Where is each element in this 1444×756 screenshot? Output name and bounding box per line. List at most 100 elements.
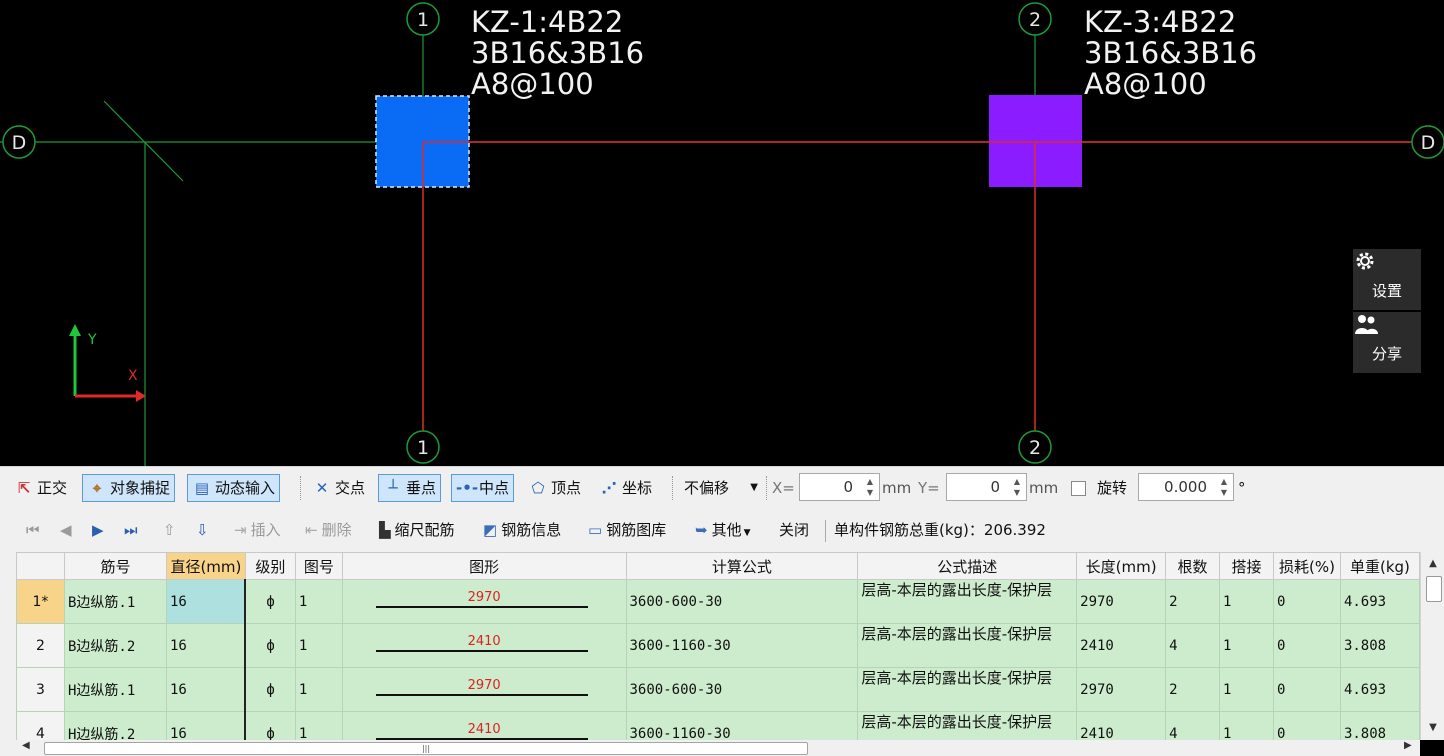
close-button[interactable]: 关闭 [779,517,809,543]
dynamic-input-toggle[interactable]: ▤ 动态输入 [187,474,281,502]
next-record-icon[interactable]: ▶ [92,517,104,543]
vertical-scrollbar[interactable]: ▲ ▼ [1420,552,1444,740]
rotate-spinner[interactable]: ▲ ▼ [1217,476,1231,498]
x-spinner[interactable]: ▲ ▼ [863,476,877,498]
cell-loss[interactable]: 0 [1272,711,1341,740]
table-row[interactable]: 3 H边纵筋.1 16 ф 1 2970 3600-600-30 层高-本层的露… [16,667,1420,712]
cell-unit-weight[interactable]: 4.693 [1339,579,1420,624]
scroll-right-icon[interactable]: ▶ [1404,740,1412,751]
vertex-snap[interactable]: ⬠ 顶点 [524,474,585,502]
header-loss[interactable]: 损耗(%) [1272,552,1341,580]
settings-button[interactable]: 设置 [1353,249,1421,310]
header-formula[interactable]: 计算公式 [625,552,859,580]
cell-count[interactable]: 4 [1165,623,1221,668]
cell-diameter[interactable]: 16 [165,579,247,624]
share-button[interactable]: 分享 [1353,312,1421,373]
scroll-down-icon[interactable]: ▼ [1421,722,1444,733]
cell-loss[interactable]: 0 [1272,623,1341,668]
rebar-table[interactable]: 筋号 直径(mm) 级别 图号 图形 计算公式 公式描述 长度(mm) 根数 搭… [16,552,1420,740]
cell-shape[interactable]: 2970 [341,667,627,712]
cell-figure-no[interactable]: 1 [294,667,343,712]
cell-bar-no[interactable]: H边纵筋.2 [63,711,167,740]
insert-button[interactable]: ⇥ 插入 [234,517,281,543]
cell-loss[interactable]: 0 [1272,579,1341,624]
scroll-left-icon[interactable]: ◀ [22,740,30,751]
row-index[interactable]: 4 [16,711,65,740]
table-row[interactable]: 4 H边纵筋.2 16 ф 1 2410 3600-1160-30 层高-本层的… [16,711,1420,740]
cell-shape[interactable]: 2970 [341,579,627,624]
cell-length[interactable]: 2410 [1076,623,1167,668]
header-count[interactable]: 根数 [1165,552,1221,580]
cell-length[interactable]: 2970 [1076,667,1167,712]
row-index[interactable]: 2 [16,623,65,668]
prev-record-icon[interactable]: ◀ [60,517,72,543]
perpendicular-snap[interactable]: ┴ 垂点 [378,474,442,502]
cell-lap[interactable]: 1 [1219,623,1274,668]
horizontal-scrollbar[interactable]: ◀ ||| ▶ [16,740,1420,756]
cell-length[interactable]: 2970 [1076,579,1167,624]
other-menu-button[interactable]: ➥ 其他 ▼ [695,517,751,543]
cell-length[interactable]: 2410 [1076,711,1167,740]
cell-bar-no[interactable]: B边纵筋.2 [63,623,167,668]
cell-figure-no[interactable]: 1 [294,579,343,624]
cell-grade[interactable]: ф [244,667,296,712]
object-snap-toggle[interactable]: ⌖ 对象捕捉 [82,474,176,502]
delete-button[interactable]: ⇤ 删除 [305,517,352,543]
cell-count[interactable]: 2 [1165,579,1221,624]
header-shape[interactable]: 图形 [341,552,627,580]
x-input[interactable]: 0 ▲ ▼ [799,473,880,501]
rebar-library-button[interactable]: ▭ 钢筋图库 [588,517,666,543]
rotate-checkbox[interactable] [1071,481,1086,496]
cell-figure-no[interactable]: 1 [294,711,343,740]
rebar-info-button[interactable]: ◩ 钢筋信息 [483,517,561,543]
row-index[interactable]: 1* [16,579,65,624]
table-row[interactable]: 2 B边纵筋.2 16 ф 1 2410 3600-1160-30 层高-本层的… [16,623,1420,668]
cell-count[interactable]: 2 [1165,667,1221,712]
cell-formula[interactable]: 3600-1160-30 [625,711,859,740]
cell-diameter[interactable]: 16 [165,667,247,712]
header-lap[interactable]: 搭接 [1219,552,1274,580]
header-unit-weight[interactable]: 单重(kg) [1339,552,1420,580]
first-record-icon[interactable]: ⏮ [26,517,40,543]
header-bar-no[interactable]: 筋号 [63,552,167,580]
cad-canvas[interactable]: D D 1 2 1 2 Y X KZ-1:4B22 3B16&3B16 A8@1… [0,0,1444,466]
coordinate-snap[interactable]: ⋰ 坐标 [595,474,656,502]
table-row[interactable]: 1* B边纵筋.1 16 ф 1 2970 3600-600-30 层高-本层的… [16,579,1420,624]
header-formula-desc[interactable]: 公式描述 [857,552,1078,580]
cell-formula-desc[interactable]: 层高-本层的露出长度-保护层 [857,579,1078,624]
cell-formula-desc[interactable]: 层高-本层的露出长度-保护层 [857,623,1078,668]
ortho-toggle[interactable]: ⇱ 正交 [10,474,71,502]
y-spinner[interactable]: ▲ ▼ [1010,476,1024,498]
cell-shape[interactable]: 2410 [341,711,627,740]
header-length[interactable]: 长度(mm) [1076,552,1167,580]
horizontal-scroll-thumb[interactable]: ||| [44,742,808,755]
cell-bar-no[interactable]: H边纵筋.1 [63,667,167,712]
cell-diameter[interactable]: 16 [165,623,247,668]
y-input[interactable]: 0 ▲ ▼ [946,473,1027,501]
offset-mode-select[interactable]: 不偏移 ▼ [680,474,762,502]
last-record-icon[interactable]: ⏭ [124,517,138,543]
cell-grade[interactable]: ф [244,623,296,668]
cell-grade[interactable]: ф [244,579,296,624]
vertical-scroll-thumb[interactable] [1426,576,1442,602]
row-index[interactable]: 3 [16,667,65,712]
cell-lap[interactable]: 1 [1219,711,1274,740]
move-up-icon[interactable]: ⇧ [163,517,176,543]
cell-unit-weight[interactable]: 4.693 [1339,667,1420,712]
cell-unit-weight[interactable]: 3.808 [1339,623,1420,668]
cell-count[interactable]: 4 [1165,711,1221,740]
cell-formula[interactable]: 3600-600-30 [625,667,859,712]
cell-formula-desc[interactable]: 层高-本层的露出长度-保护层 [857,711,1078,740]
intersection-snap[interactable]: ✕ 交点 [308,474,369,502]
cell-formula[interactable]: 3600-1160-30 [625,623,859,668]
header-figure-no[interactable]: 图号 [294,552,343,580]
cell-unit-weight[interactable]: 3.808 [1339,711,1420,740]
header-grade[interactable]: 级别 [244,552,296,580]
scroll-up-icon[interactable]: ▲ [1421,558,1444,569]
rotate-input[interactable]: 0.000 ▲ ▼ [1138,473,1234,501]
cell-formula[interactable]: 3600-600-30 [625,579,859,624]
scale-rebar-button[interactable]: ▙ 缩尺配筋 [379,517,455,543]
midpoint-snap[interactable]: -•-中点 [451,474,515,502]
cell-figure-no[interactable]: 1 [294,623,343,668]
cell-formula-desc[interactable]: 层高-本层的露出长度-保护层 [857,667,1078,712]
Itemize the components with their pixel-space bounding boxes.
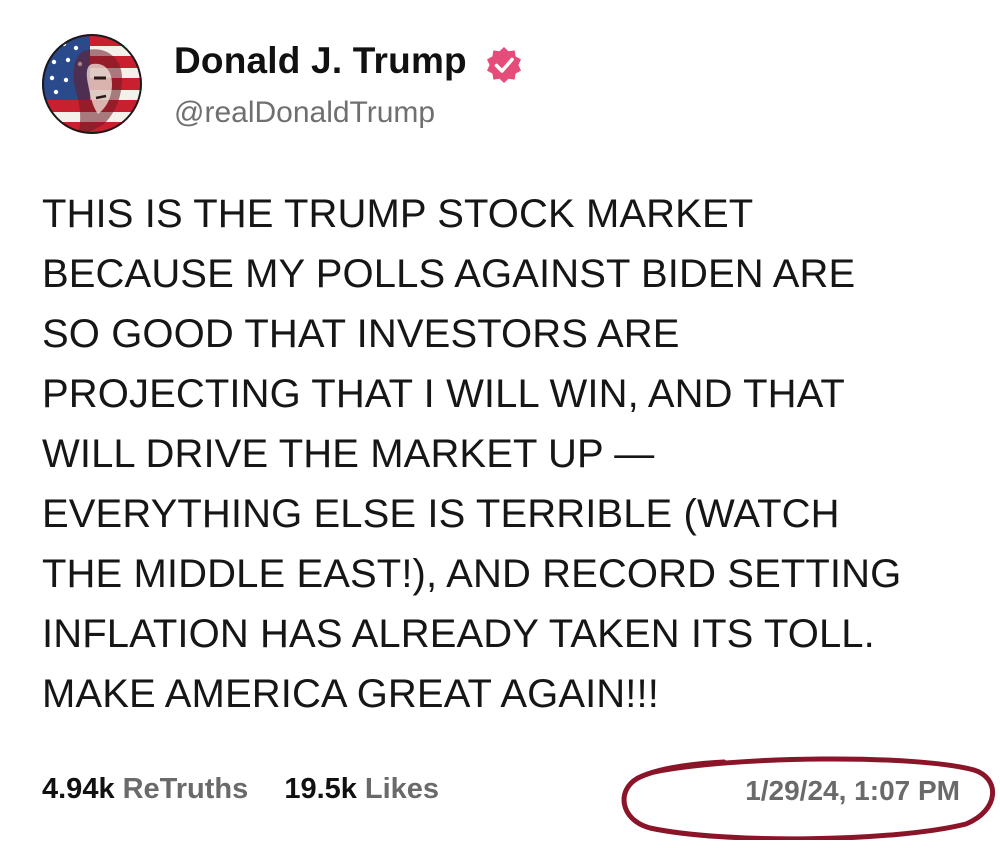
display-name[interactable]: Donald J. Trump <box>174 40 467 82</box>
retruths-stat[interactable]: 4.94k ReTruths <box>42 773 248 806</box>
post-body-line: SO GOOD THAT INVESTORS ARE <box>42 312 680 356</box>
post-body: THIS IS THE TRUMP STOCK MARKET BECAUSE M… <box>42 184 982 724</box>
post-body-line: THE MIDDLE EAST!), AND RECORD SETTING <box>42 552 902 596</box>
avatar-image <box>42 34 142 134</box>
post-body-line: WILL DRIVE THE MARKET UP — <box>42 432 655 476</box>
likes-label: Likes <box>364 773 440 805</box>
retruths-count: 4.94k <box>42 773 115 805</box>
post-body-line: THIS IS THE TRUMP STOCK MARKET <box>42 192 754 236</box>
avatar[interactable] <box>42 34 142 134</box>
likes-stat[interactable]: 19.5k Likes <box>284 773 439 806</box>
post-body-line: MAKE AMERICA GREAT AGAIN!!! <box>42 672 659 716</box>
post-body-line: BECAUSE MY POLLS AGAINST BIDEN ARE <box>42 252 856 296</box>
post-stats: 4.94k ReTruths 19.5k Likes <box>42 773 467 806</box>
post-card: Donald J. Trump @realDonaldTrump THIS IS… <box>0 0 1000 848</box>
post-body-line: EVERYTHING ELSE IS TERRIBLE (WATCH <box>42 492 840 536</box>
likes-count: 19.5k <box>284 773 357 805</box>
verified-badge-icon <box>484 45 524 85</box>
post-timestamp[interactable]: 1/29/24, 1:07 PM <box>745 775 960 807</box>
post-body-line: PROJECTING THAT I WILL WIN, AND THAT <box>42 372 845 416</box>
retruths-label: ReTruths <box>122 773 249 805</box>
user-handle[interactable]: @realDonaldTrump <box>174 96 435 130</box>
post-body-line: INFLATION HAS ALREADY TAKEN ITS TOLL. <box>42 612 875 656</box>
■ ■ ■ ■
Could you copy out, character for character, the lines of the records running from the one containing "display-name[interactable]: Donald J." through the one containing "likes-count: 19.5k <box>284 773 357 805</box>", both ends included?

display-name[interactable]: Donald J. Trump <box>174 40 467 82</box>
retruths-stat[interactable]: 4.94k ReTruths <box>42 773 248 806</box>
post-body-line: SO GOOD THAT INVESTORS ARE <box>42 312 680 356</box>
post-body: THIS IS THE TRUMP STOCK MARKET BECAUSE M… <box>42 184 982 724</box>
post-body-line: THE MIDDLE EAST!), AND RECORD SETTING <box>42 552 902 596</box>
avatar-image <box>42 34 142 134</box>
post-body-line: WILL DRIVE THE MARKET UP — <box>42 432 655 476</box>
likes-label: Likes <box>364 773 440 805</box>
retruths-count: 4.94k <box>42 773 115 805</box>
post-body-line: THIS IS THE TRUMP STOCK MARKET <box>42 192 754 236</box>
avatar[interactable] <box>42 34 142 134</box>
likes-stat[interactable]: 19.5k Likes <box>284 773 439 806</box>
post-body-line: MAKE AMERICA GREAT AGAIN!!! <box>42 672 659 716</box>
post-body-line: BECAUSE MY POLLS AGAINST BIDEN ARE <box>42 252 856 296</box>
post-stats: 4.94k ReTruths 19.5k Likes <box>42 773 467 806</box>
post-card: Donald J. Trump @realDonaldTrump THIS IS… <box>0 0 1000 848</box>
post-body-line: EVERYTHING ELSE IS TERRIBLE (WATCH <box>42 492 840 536</box>
likes-count: 19.5k <box>284 773 357 805</box>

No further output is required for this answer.